> [Given instruction]: Write every line of the material out exactly as shown.

========================

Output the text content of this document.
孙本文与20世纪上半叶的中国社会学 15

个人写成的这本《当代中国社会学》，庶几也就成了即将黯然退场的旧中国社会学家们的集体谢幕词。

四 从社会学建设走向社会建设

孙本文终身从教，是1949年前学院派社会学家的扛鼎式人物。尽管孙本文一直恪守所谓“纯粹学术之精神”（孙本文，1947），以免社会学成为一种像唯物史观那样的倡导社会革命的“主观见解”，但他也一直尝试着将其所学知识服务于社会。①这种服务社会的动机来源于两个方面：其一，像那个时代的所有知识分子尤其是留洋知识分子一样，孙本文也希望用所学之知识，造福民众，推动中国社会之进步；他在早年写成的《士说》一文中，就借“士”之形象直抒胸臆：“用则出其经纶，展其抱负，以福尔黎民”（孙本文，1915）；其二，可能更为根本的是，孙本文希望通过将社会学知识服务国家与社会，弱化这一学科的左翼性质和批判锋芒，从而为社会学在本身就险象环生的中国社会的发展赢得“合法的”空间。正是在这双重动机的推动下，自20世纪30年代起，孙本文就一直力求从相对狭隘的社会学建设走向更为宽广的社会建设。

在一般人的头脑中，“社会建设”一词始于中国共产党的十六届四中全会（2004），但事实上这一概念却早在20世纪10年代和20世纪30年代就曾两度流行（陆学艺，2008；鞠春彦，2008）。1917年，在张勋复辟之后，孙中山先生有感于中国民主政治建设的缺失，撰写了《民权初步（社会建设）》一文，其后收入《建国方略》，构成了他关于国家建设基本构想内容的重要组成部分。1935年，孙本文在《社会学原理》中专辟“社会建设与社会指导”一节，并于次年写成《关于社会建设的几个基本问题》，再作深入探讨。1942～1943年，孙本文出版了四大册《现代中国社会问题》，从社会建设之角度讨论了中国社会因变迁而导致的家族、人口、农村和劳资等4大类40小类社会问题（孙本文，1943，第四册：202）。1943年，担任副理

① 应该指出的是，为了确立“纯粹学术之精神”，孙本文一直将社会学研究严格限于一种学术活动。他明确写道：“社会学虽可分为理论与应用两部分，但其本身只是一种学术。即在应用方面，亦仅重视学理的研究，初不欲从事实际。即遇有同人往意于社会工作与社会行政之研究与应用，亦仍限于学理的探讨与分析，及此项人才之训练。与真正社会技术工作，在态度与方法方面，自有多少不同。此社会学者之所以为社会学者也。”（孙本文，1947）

========================

> [Complete response]:
Output the text content of this document.
孙本文与20世纪上半叶的中国社会学 15

个人写成的这本《当代中国社会学》，庶几也就成了即将黯然退场的旧中国社会学家们的集体谢幕词。

四 从社会学建设走向社会建设

孙本文终身从教，是1949年前学院派社会学家的扛鼎式人物。尽管孙本文一直恪守所谓“纯粹学术之精神”（孙本文，1947），以免社会学成为一种像唯物史观那样的倡导社会革命的“主观见解”，但他也一直尝试着将其所学知识服务于社会。①这种服务社会的动机来源于两个方面：其一，像那个时代的所有知识分子尤其是留洋知识分子一样，孙本文也希望用所学之知识，造福民众，推动中国社会之进步；他在早年写成的《士说》一文中，就借“士”之形象直抒胸臆：“用则出其经纶，展其抱负，以福尔黎民”（孙本文，1915）；其二，可能更为根本的是，孙本文希望通过将社会学知识服务国家与社会，弱化这一学科的左翼性质和批判锋芒，从而为社会学在本身就险象环生的中国社会的发展赢得“合法的”空间。正是在这双重动机的推动下，自20世纪30年代起，孙本文就一直力求从相对狭隘的社会学建设走向更为宽广的社会建设。

在一般人的头脑中，“社会建设”一词始于中国共产党的十六届四中全会（2004），但事实上这一概念却早在20世纪10年代和20世纪30年代就曾两度流行（陆学艺，2008；鞠春彦，2008）。1917年，在张勋复辟之后，孙中山先生有感于中国民主政治建设的缺失，撰写了《民权初步（社会建设）》一文，其后收入《建国方略》，构成了他关于国家建设基本构想内容的重要组成部分。1935年，孙本文在《社会学原理》中专辟“社会建设与社会指导”一节，并于次年写成《关于社会建设的几个基本问题》，再作深入探讨。1942～1943年，孙本文出版了四大册《现代中国社会问题》，从社会建设之角度讨论了中国社会因变迁而导致的家族、人口、农村和劳资等4大类40小类社会问题（孙本文，1943，第四册：202）。1943年，担任副理

① 应该指出的是，为了确立“纯粹学术之精神”，孙本文一直将社会学研究严格限于一种学术活动。他明确写道：“社会学虽可分为理论与应用两部分，但其本身只是一种学术。即在应用方面，亦仅重视学理的研究，初不欲从事实际。即遇有同人往意于社会工作与社会行政之研究与应用，亦仍限于学理的探讨与分析，及此项人才之训练。与真正社会技术工作，在态度与方法方面，自有多少不同。此社会学者之所以为社会学者也。”（孙本文，1947）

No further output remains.